- SET PROBLEM: All records below must be retyped exactly.

- SUPPLIED RECORDS:

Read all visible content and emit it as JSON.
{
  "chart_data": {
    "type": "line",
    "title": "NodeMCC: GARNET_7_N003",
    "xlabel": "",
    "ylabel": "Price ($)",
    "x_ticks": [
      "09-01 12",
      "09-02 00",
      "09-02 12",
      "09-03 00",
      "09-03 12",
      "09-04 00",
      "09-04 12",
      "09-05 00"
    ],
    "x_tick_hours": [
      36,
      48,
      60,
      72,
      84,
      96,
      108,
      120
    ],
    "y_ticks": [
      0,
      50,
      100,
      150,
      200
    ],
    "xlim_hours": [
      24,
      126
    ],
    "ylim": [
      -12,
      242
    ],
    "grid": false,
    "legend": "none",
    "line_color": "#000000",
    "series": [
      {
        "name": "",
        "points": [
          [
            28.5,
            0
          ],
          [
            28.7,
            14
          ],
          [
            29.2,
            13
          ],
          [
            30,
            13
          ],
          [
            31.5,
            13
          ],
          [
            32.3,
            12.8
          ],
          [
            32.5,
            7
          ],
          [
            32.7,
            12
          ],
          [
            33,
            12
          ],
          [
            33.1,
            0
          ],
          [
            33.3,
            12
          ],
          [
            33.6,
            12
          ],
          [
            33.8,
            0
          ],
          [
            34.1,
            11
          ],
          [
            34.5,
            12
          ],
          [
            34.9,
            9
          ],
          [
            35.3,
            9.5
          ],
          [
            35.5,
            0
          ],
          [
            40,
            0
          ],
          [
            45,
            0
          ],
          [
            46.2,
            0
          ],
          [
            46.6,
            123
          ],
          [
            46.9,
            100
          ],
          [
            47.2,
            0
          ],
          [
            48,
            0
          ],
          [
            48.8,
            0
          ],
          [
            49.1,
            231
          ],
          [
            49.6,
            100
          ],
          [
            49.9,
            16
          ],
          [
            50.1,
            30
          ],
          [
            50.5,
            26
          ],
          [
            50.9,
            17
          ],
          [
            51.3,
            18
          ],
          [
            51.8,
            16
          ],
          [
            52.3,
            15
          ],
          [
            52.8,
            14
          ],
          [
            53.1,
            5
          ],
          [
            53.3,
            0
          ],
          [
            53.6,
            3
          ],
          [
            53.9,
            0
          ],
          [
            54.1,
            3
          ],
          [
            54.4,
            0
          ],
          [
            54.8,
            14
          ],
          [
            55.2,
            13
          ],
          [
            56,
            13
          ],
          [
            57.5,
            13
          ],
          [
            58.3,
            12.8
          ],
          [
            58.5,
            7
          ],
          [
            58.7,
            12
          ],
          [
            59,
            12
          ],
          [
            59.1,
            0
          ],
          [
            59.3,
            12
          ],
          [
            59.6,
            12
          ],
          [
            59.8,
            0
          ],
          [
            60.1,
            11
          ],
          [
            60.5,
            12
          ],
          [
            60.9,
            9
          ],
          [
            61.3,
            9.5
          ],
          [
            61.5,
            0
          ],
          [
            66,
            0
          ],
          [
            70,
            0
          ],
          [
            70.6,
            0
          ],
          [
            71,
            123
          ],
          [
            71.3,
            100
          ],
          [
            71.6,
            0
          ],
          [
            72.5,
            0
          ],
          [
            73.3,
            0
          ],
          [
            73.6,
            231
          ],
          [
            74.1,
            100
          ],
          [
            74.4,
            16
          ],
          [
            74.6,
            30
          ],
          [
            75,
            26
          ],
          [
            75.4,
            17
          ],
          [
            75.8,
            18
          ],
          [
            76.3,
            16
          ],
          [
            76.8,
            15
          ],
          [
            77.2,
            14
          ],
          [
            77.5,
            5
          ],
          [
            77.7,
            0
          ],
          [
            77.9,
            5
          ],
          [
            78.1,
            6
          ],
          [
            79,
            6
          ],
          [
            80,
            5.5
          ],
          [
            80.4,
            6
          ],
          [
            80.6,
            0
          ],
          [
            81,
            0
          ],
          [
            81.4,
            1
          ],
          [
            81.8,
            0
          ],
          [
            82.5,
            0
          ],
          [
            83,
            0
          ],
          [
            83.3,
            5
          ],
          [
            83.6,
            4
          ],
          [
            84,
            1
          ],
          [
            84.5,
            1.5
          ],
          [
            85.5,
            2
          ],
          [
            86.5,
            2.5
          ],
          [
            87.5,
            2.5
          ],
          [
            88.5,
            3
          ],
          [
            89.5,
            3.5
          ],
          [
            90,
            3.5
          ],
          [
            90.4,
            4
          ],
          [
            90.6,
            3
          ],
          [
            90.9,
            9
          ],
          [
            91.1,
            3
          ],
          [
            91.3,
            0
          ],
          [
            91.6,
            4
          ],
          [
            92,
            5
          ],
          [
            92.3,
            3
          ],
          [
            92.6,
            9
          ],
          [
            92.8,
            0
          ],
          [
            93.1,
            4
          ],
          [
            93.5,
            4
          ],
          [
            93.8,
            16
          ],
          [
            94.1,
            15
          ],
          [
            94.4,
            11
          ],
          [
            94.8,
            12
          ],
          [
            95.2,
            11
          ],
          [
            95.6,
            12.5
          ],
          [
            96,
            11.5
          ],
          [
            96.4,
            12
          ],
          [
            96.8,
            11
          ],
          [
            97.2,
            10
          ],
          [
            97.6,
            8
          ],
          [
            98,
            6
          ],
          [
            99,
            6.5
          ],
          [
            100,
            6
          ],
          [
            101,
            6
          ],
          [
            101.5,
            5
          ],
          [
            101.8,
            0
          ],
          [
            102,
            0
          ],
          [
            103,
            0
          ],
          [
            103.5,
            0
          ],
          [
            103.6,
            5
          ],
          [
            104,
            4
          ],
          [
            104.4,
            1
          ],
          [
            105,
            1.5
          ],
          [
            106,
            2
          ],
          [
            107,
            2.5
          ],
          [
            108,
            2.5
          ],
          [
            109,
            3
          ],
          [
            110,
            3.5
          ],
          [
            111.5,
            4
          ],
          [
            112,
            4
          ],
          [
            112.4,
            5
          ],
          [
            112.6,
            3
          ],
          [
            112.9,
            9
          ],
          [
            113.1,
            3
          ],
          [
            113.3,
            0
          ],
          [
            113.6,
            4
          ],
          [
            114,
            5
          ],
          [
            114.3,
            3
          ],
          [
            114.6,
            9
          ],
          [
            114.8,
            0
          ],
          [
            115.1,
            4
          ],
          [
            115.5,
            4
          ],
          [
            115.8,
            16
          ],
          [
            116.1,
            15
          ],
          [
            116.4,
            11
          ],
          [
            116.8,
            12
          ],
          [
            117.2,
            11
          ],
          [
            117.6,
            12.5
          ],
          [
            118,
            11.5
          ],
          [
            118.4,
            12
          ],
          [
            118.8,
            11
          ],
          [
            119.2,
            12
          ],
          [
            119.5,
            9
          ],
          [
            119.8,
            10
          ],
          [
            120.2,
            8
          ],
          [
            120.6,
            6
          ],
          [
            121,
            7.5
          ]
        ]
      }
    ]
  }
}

- EXPECTED ANSWER:
Read all visible content and emit it as JSON.
{
  "chart_data": {
    "type": "line",
    "title": "NodeMCC: GARNET_7_N003",
    "xlabel": "",
    "ylabel": "Price ($)",
    "x_ticks": [
      "09-01 12",
      "09-02 00",
      "09-02 12",
      "09-03 00",
      "09-03 12",
      "09-04 00",
      "09-04 12",
      "09-05 00"
    ],
    "x_tick_hours": [
      36,
      48,
      60,
      72,
      84,
      96,
      108,
      120
    ],
    "y_ticks": [
      0,
      50,
      100,
      150,
      200
    ],
    "xlim_hours": [
      24,
      126
    ],
    "ylim": [
      -12,
      242
    ],
    "grid": false,
    "legend": "none",
    "line_color": "#000000",
    "series": [
      {
        "name": "",
        "points": [
          [
            28.5,
            0
          ],
          [
            28.7,
            14
          ],
          [
            29.2,
            13
          ],
          [
            30,
            13
          ],
          [
            31.5,
            13
          ],
          [
            32.3,
            12.8
          ],
          [
            32.5,
            7
          ],
          [
            32.7,
            12
          ],
          [
            33,
            12
          ],
          [
            33.1,
            0
          ],
          [
            33.3,
            12
          ],
          [
            33.6,
            12
          ],
          [
            33.8,
            0
          ],
          [
            34.1,
            11
          ],
          [
            34.5,
            12
          ],
          [
            34.9,
            9
          ],
          [
            35.3,
            9.5
          ],
          [
            35.5,
            0
          ],
          [
            40,
            0
          ],
          [
            45,
            0
          ],
          [
            46.2,
            0
          ],
          [
            46.6,
            123
          ],
          [
            46.9,
            100
          ],
          [
            47.2,
            0
          ],
          [
            48,
            0
          ],
          [
            48.8,
            0
          ],
          [
            49.1,
            231
          ],
          [
            49.6,
            100
          ],
          [
            49.9,
            16
          ],
          [
            50.1,
            30
          ],
          [
            50.5,
            26
          ],
          [
            50.9,
            17
          ],
          [
            51.3,
            18
          ],
          [
            51.8,
            16
          ],
          [
            52.3,
            15
          ],
          [
            52.8,
            14
          ],
          [
            53.1,
            5
          ],
          [
            53.3,
            0
          ],
          [
            53.6,
            3
          ],
          [
            53.9,
            0
          ],
          [
            54.1,
            3
          ],
          [
            54.4,
            0
          ],
          [
            54.8,
            14
          ],
          [
            55.2,
            13
          ],
          [
            56,
            13
          ],
          [
            57.5,
            13
          ],
          [
            58.3,
            12.8
          ],
          [
            58.5,
            7
          ],
          [
            58.7,
            12
          ],
          [
            59,
            12
          ],
          [
            59.1,
            0
          ],
          [
            59.3,
            12
          ],
          [
            59.6,
            12
          ],
          [
            59.8,
            0
          ],
          [
            60.1,
            11
          ],
          [
            60.5,
            12
          ],
          [
            60.9,
            9
          ],
          [
            61.3,
            9.5
          ],
          [
            61.5,
            0
          ],
          [
            66,
            0
          ],
          [
            70,
            0
          ],
          [
            70.6,
            0
          ],
          [
            71,
            123
          ],
          [
            71.3,
            100
          ],
          [
            71.6,
            0
          ],
          [
            72.5,
            0
          ],
          [
            73.3,
            0
          ],
          [
            73.6,
            231
          ],
          [
            74.1,
            100
          ],
          [
            74.4,
            16
          ],
          [
            74.6,
            30
          ],
          [
            75,
            26
          ],
          [
            75.4,
            17
          ],
          [
            75.8,
            18
          ],
          [
            76.3,
            16
          ],
          [
            76.8,
            15
          ],
          [
            77.2,
            14
          ],
          [
            77.5,
            5
          ],
          [
            77.7,
            0
          ],
          [
            77.9,
            5
          ],
          [
            78.1,
            6
          ],
          [
            79,
            6
          ],
          [
            80,
            5.5
          ],
          [
            80.4,
            6
          ],
          [
            80.6,
            0
          ],
          [
            81,
            0
          ],
          [
            81.4,
            1
          ],
          [
            81.8,
            0
          ],
          [
            82.5,
            0
          ],
          [
            83,
            0
          ],
          [
            83.3,
            5
          ],
          [
            83.6,
            4
          ],
          [
            84,
            1
          ],
          [
            84.5,
            1.5
          ],
          [
            85.5,
            2
          ],
          [
            86.5,
            2.5
          ],
          [
            87.5,
            2.5
          ],
          [
            88.5,
            3
          ],
          [
            89.5,
            3.5
          ],
          [
            90,
            3.5
          ],
          [
            90.4,
            4
          ],
          [
            90.6,
            3
          ],
          [
            90.9,
            9
          ],
          [
            91.1,
            3
          ],
          [
            91.3,
            0
          ],
          [
            91.6,
            4
          ],
          [
            92,
            5
          ],
          [
            92.3,
            3
          ],
          [
            92.6,
            9
          ],
          [
            92.8,
            0
          ],
          [
            93.1,
            4
          ],
          [
            93.5,
            4
          ],
          [
            93.8,
            16
          ],
          [
            94.1,
            15
          ],
          [
            94.4,
            11
          ],
          [
            94.8,
            12
          ],
          [
            95.2,
            11
          ],
          [
            95.6,
            12.5
          ],
          [
            96,
            11.5
          ],
          [
            96.4,
            12
          ],
          [
            96.8,
            11
          ],
          [
            97.2,
            10
          ],
          [
            97.6,
            8
          ],
          [
            98,
            6
          ],
          [
            99,
            6.5
          ],
          [
            100,
            6
          ],
          [
            101,
            6
          ],
          [
            101.5,
            5
          ],
          [
            101.8,
            0
          ],
          [
            102,
            0
          ],
          [
            103,
            0
          ],
          [
            103.5,
            0
          ],
          [
            103.6,
            5
          ],
          [
            104,
            4
          ],
          [
            104.4,
            1
          ],
          [
            105,
            1.5
          ],
          [
            106,
            2
          ],
          [
            107,
            2.5
          ],
          [
            108,
            2.5
          ],
          [
            109,
            3
          ],
          [
            110,
            3.5
          ],
          [
            111.5,
            4
          ],
          [
            112,
            4
          ],
          [
            112.4,
            5
          ],
          [
            112.6,
            3
          ],
          [
            112.9,
            9
          ],
          [
            113.1,
            3
          ],
          [
            113.3,
            0
          ],
          [
            113.6,
            4
          ],
          [
            114,
            5
          ],
          [
            114.3,
            3
          ],
          [
            114.6,
            9
          ],
          [
            114.8,
            0
          ],
          [
            115.1,
            4
          ],
          [
            115.5,
            4
          ],
          [
            115.8,
            16
          ],
          [
            116.1,
            15
          ],
          [
            116.4,
            11
          ],
          [
            116.8,
            12
          ],
          [
            117.2,
            11
          ],
          [
            117.6,
            12.5
          ],
          [
            118,
            11.5
          ],
          [
            118.4,
            12
          ],
          [
            118.8,
            11
          ],
          [
            119.2,
            12
          ],
          [
            119.5,
            9
          ],
          [
            119.8,
            10
          ],
          [
            120.2,
            8
          ],
          [
            120.6,
            6
          ],
          [
            121,
            7.5
          ]
        ]
      }
    ]
  }
}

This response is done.